## The problem:
Which lines in the data below contain the word "favour"? Pull each of them out.

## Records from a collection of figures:
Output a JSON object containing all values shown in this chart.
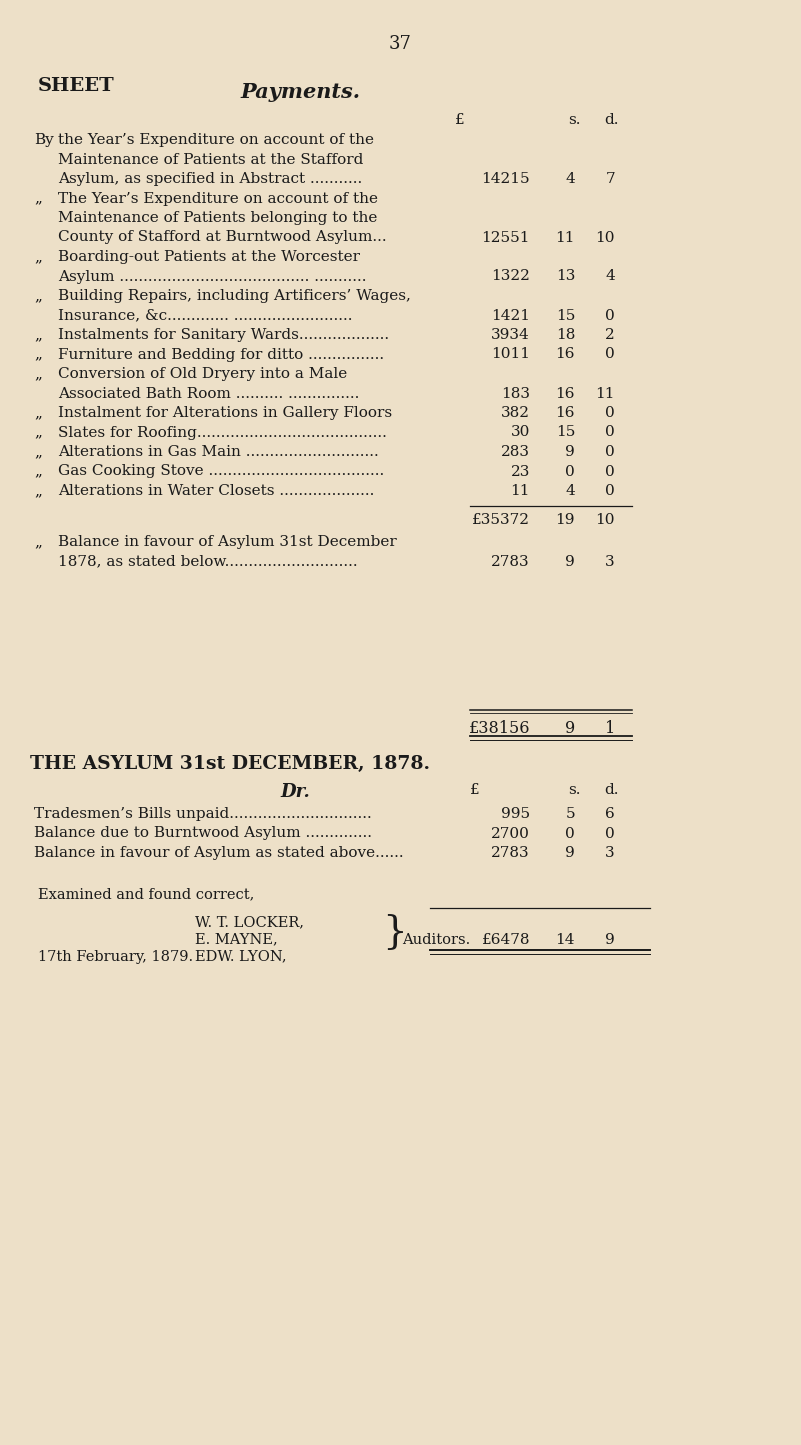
{
  "bg_color": "#ede0c8",
  "text_color": "#1a1a1a",
  "page_number": "37",
  "sheet_label": "SHEET",
  "payments_title": "Payments.",
  "entries": [
    {
      "prefix": "By",
      "lines": [
        "the Year’s Expenditure on account of the",
        "Maintenance of Patients at the Stafford",
        "Asylum, as specified in Abstract ..........."
      ],
      "pounds": "14215",
      "shillings": "4",
      "pence": "7"
    },
    {
      "prefix": "„",
      "lines": [
        "The Year’s Expenditure on account of the",
        "Maintenance of Patients belonging to the",
        "County of Stafford at Burntwood Asylum..."
      ],
      "pounds": "12551",
      "shillings": "11",
      "pence": "10"
    },
    {
      "prefix": "„",
      "lines": [
        "Boarding-out Patients at the Worcester",
        "Asylum ........................................ ..........."
      ],
      "pounds": "1322",
      "shillings": "13",
      "pence": "4"
    },
    {
      "prefix": "„",
      "lines": [
        "Building Repairs, including Artificers’ Wages,",
        "Insurance, &c............. ........................."
      ],
      "pounds": "1421",
      "shillings": "15",
      "pence": "0"
    },
    {
      "prefix": "„",
      "lines": [
        "Instalments for Sanitary Wards..................."
      ],
      "pounds": "3934",
      "shillings": "18",
      "pence": "2"
    },
    {
      "prefix": "„",
      "lines": [
        "Furniture and Bedding for ditto ................"
      ],
      "pounds": "1011",
      "shillings": "16",
      "pence": "0"
    },
    {
      "prefix": "„",
      "lines": [
        "Conversion of Old Dryery into a Male",
        "Associated Bath Room .......... ..............."
      ],
      "pounds": "183",
      "shillings": "16",
      "pence": "11"
    },
    {
      "prefix": "„",
      "lines": [
        "Instalment for Alterations in Gallery Floors"
      ],
      "pounds": "382",
      "shillings": "16",
      "pence": "0"
    },
    {
      "prefix": "„",
      "lines": [
        "Slates for Roofing........................................"
      ],
      "pounds": "30",
      "shillings": "15",
      "pence": "0"
    },
    {
      "prefix": "„",
      "lines": [
        "Alterations in Gas Main ............................"
      ],
      "pounds": "283",
      "shillings": "9",
      "pence": "0"
    },
    {
      "prefix": "„",
      "lines": [
        "Gas Cooking Stove ....................................."
      ],
      "pounds": "23",
      "shillings": "0",
      "pence": "0"
    },
    {
      "prefix": "„",
      "lines": [
        "Alterations in Water Closets ...................."
      ],
      "pounds": "11",
      "shillings": "4",
      "pence": "0"
    }
  ],
  "subtotal_pounds": "£35372",
  "subtotal_s": "19",
  "subtotal_d": "10",
  "balance_lines": [
    "Balance in favour of Asylum 31st December",
    "1878, as stated below............................"
  ],
  "balance_pounds": "2783",
  "balance_s": "9",
  "balance_d": "3",
  "total_pounds": "£38156",
  "total_s": "9",
  "total_d": "1",
  "section2_title": "THE ASYLUM 31st DECEMBER, 1878.",
  "section2_subtitle": "Dr.",
  "section2_entries": [
    {
      "text": "Tradesmen’s Bills unpaid..............................",
      "pounds": "995",
      "shillings": "5",
      "pence": "6"
    },
    {
      "text": "Balance due to Burntwood Asylum ..............",
      "pounds": "2700",
      "shillings": "0",
      "pence": "0"
    },
    {
      "text": "Balance in favour of Asylum as stated above......",
      "pounds": "2783",
      "shillings": "9",
      "pence": "3"
    }
  ],
  "examined_text": "Examined and found correct,",
  "auditor1": "W. T. LOCKER,",
  "auditor2": "E. MAYNE,",
  "auditor3": "EDW. LYON,",
  "auditor_word": "Auditors.",
  "date_text": "17th February, 1879.",
  "section2_total": "£6478 14  9"
}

## Your response:
    "Balance in favour of Asylum 31st December",
      "text": "Balance in favour of Asylum as stated above......",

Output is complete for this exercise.